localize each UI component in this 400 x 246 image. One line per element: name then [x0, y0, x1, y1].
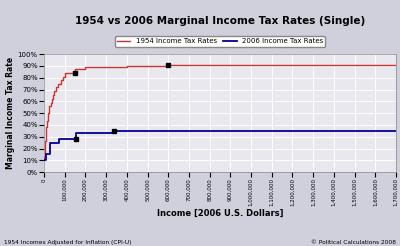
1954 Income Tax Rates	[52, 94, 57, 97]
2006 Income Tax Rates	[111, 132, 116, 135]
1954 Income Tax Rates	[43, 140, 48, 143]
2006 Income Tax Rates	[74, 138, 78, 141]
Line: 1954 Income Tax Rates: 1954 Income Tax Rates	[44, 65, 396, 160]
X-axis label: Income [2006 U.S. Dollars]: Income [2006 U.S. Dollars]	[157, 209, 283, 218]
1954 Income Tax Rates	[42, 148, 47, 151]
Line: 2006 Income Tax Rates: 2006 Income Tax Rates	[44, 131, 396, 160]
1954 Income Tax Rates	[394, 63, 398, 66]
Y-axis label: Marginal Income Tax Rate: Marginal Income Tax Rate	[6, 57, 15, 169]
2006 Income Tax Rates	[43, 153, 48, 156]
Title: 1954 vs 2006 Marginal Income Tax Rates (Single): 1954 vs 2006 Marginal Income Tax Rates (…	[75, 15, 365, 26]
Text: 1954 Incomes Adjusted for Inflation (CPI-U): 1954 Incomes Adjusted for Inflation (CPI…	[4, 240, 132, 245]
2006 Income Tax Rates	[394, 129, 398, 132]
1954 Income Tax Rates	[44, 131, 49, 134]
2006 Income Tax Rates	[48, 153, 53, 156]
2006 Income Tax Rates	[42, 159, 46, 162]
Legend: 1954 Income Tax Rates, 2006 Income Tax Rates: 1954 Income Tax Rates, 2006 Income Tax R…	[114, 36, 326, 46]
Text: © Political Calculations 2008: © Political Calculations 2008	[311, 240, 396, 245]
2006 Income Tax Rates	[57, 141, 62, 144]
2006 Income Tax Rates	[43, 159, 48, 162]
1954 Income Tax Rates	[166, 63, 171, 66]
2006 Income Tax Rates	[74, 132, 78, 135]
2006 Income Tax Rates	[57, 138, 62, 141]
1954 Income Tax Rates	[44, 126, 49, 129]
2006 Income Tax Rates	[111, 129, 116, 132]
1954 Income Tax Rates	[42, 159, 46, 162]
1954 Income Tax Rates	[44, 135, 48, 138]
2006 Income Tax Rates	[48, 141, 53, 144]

_DO THIS_. Rewrite the data above with "Income Tax Rates" replaced by "Federal Tax Rates" wherever it occurs, leaving everything else unchanged. Leave the pictures out of your answer.

_WRITTEN ANSWER_.
localize each UI component in this 400 x 246 image. One line per element: name then [x0, y0, x1, y1].
1954 Federal Tax Rates	[52, 94, 57, 97]
2006 Federal Tax Rates	[111, 132, 116, 135]
1954 Federal Tax Rates	[43, 140, 48, 143]
2006 Federal Tax Rates	[74, 138, 78, 141]
Line: 1954 Federal Tax Rates: 1954 Federal Tax Rates	[44, 65, 396, 160]
X-axis label: Income [2006 U.S. Dollars]: Income [2006 U.S. Dollars]	[157, 209, 283, 218]
1954 Federal Tax Rates	[42, 148, 47, 151]
Line: 2006 Federal Tax Rates: 2006 Federal Tax Rates	[44, 131, 396, 160]
1954 Federal Tax Rates	[394, 63, 398, 66]
Y-axis label: Marginal Income Tax Rate: Marginal Income Tax Rate	[6, 57, 15, 169]
2006 Federal Tax Rates	[43, 153, 48, 156]
Title: 1954 vs 2006 Marginal Federal Tax Rates (Single): 1954 vs 2006 Marginal Federal Tax Rates (…	[75, 15, 365, 26]
Text: 1954 Incomes Adjusted for Inflation (CPI-U): 1954 Incomes Adjusted for Inflation (CPI…	[4, 240, 132, 245]
2006 Federal Tax Rates	[394, 129, 398, 132]
1954 Federal Tax Rates	[44, 131, 49, 134]
2006 Federal Tax Rates	[48, 153, 53, 156]
2006 Federal Tax Rates	[42, 159, 46, 162]
Legend: 1954 Federal Tax Rates, 2006 Federal Tax Rates: 1954 Federal Tax Rates, 2006 Income Tax R…	[114, 36, 326, 46]
Text: © Political Calculations 2008: © Political Calculations 2008	[311, 240, 396, 245]
2006 Federal Tax Rates	[57, 141, 62, 144]
2006 Federal Tax Rates	[43, 159, 48, 162]
1954 Federal Tax Rates	[166, 63, 171, 66]
2006 Federal Tax Rates	[74, 132, 78, 135]
2006 Federal Tax Rates	[57, 138, 62, 141]
1954 Federal Tax Rates	[44, 126, 49, 129]
2006 Federal Tax Rates	[111, 129, 116, 132]
1954 Federal Tax Rates	[42, 159, 46, 162]
1954 Federal Tax Rates	[44, 135, 48, 138]
2006 Federal Tax Rates	[48, 141, 53, 144]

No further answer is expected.